A line counts if it contains the string "Essential"; say how many such lines there are, giving only the number.

________________________

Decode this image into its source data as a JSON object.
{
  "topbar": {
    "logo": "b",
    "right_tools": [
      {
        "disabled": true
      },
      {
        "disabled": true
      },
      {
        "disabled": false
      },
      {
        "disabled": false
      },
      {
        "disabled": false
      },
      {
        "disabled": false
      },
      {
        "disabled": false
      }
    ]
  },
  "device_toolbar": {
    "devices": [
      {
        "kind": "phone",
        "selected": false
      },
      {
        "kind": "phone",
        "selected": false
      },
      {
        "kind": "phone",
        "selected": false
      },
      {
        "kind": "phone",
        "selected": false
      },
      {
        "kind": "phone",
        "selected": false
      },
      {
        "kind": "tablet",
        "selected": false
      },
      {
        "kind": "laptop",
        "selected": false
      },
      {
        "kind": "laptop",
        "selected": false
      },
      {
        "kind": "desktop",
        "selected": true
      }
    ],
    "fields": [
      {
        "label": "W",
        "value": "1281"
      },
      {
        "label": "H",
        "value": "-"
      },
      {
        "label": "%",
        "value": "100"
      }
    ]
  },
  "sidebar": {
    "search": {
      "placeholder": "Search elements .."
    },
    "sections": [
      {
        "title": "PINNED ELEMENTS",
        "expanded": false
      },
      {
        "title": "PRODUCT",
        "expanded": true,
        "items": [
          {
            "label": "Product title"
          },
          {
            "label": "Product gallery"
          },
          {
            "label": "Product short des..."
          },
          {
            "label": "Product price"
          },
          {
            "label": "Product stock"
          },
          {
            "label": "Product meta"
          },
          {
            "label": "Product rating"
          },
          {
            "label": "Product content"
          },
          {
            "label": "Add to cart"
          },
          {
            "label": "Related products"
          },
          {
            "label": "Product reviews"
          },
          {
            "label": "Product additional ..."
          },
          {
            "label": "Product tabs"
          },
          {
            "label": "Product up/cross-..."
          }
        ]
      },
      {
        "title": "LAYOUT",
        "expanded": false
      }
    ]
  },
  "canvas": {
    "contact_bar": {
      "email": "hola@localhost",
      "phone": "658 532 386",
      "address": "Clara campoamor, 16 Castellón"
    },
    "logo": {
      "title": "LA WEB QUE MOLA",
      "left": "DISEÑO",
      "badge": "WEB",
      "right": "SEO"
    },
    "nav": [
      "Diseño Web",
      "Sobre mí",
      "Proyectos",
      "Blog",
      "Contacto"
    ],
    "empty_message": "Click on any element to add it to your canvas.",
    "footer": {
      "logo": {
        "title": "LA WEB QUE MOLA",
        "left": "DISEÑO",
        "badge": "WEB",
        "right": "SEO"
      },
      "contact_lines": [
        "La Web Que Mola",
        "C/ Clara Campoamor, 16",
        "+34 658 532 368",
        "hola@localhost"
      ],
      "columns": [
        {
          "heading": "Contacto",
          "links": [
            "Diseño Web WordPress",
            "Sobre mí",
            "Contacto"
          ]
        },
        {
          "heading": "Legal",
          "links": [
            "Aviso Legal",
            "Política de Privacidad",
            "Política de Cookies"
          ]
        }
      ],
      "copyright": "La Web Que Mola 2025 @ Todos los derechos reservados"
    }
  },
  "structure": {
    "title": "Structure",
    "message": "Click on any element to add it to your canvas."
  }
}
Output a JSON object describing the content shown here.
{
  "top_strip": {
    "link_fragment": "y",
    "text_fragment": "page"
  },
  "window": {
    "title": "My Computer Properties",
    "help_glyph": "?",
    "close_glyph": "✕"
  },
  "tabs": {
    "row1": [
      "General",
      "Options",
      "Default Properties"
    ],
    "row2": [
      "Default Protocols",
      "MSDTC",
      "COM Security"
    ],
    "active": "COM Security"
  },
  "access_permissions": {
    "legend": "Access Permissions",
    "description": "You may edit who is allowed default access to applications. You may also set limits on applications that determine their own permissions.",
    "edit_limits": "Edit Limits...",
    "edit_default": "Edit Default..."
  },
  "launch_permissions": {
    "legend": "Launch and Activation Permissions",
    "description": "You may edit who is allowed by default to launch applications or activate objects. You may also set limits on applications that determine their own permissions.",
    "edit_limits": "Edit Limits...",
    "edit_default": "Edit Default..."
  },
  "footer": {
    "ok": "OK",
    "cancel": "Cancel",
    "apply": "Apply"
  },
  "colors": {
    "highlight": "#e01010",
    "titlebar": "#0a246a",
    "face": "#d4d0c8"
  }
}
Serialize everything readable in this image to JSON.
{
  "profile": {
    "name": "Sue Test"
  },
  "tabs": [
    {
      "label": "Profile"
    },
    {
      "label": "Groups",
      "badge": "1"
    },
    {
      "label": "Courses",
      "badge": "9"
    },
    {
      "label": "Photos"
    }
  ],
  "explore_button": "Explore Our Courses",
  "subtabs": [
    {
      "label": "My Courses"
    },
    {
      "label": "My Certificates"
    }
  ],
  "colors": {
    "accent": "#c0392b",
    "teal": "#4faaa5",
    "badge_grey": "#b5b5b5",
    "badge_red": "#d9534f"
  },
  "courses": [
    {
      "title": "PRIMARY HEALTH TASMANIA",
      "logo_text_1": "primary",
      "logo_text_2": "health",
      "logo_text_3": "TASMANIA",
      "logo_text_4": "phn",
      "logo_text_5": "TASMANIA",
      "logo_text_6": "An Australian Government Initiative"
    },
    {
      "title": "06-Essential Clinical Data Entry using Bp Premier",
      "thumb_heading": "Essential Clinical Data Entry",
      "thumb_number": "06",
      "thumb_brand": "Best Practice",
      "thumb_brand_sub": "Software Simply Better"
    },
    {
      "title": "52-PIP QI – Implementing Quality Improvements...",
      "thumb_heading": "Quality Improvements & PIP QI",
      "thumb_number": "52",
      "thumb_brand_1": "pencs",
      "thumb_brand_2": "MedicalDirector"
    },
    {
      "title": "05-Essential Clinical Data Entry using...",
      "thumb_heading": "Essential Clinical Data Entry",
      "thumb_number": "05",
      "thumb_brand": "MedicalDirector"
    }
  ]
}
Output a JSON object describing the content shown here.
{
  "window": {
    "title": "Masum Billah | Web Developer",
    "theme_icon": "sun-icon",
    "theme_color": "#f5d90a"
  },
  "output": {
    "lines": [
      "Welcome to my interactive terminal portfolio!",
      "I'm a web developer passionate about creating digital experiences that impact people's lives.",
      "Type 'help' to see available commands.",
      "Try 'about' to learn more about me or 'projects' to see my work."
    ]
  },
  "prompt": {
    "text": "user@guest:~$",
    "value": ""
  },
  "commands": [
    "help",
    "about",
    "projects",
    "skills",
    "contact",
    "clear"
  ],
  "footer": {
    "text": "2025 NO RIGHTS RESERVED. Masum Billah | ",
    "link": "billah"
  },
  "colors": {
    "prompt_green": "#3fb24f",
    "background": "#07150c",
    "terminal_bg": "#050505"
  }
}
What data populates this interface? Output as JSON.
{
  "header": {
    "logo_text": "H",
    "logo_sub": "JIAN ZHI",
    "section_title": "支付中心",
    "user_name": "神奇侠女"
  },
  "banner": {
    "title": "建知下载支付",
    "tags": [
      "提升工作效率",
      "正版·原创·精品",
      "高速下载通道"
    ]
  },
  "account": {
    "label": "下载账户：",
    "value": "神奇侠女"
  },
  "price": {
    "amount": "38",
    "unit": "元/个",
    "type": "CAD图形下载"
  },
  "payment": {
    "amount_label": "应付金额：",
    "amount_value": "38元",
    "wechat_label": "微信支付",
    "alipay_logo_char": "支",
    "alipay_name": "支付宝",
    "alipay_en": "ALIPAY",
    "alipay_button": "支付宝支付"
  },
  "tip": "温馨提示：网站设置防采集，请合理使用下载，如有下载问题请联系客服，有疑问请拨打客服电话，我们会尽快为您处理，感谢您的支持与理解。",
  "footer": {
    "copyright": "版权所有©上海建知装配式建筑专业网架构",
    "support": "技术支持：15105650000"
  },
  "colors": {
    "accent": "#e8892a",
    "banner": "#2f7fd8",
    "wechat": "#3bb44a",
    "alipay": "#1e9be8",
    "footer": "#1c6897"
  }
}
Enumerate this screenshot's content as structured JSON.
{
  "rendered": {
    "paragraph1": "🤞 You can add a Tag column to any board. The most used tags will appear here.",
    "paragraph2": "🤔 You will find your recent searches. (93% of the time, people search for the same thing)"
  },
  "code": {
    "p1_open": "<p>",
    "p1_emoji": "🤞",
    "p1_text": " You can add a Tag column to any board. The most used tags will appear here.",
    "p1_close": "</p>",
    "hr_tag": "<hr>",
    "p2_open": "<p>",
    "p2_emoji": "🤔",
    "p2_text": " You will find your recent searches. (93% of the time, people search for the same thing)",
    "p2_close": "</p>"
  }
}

________________________

Result :: 4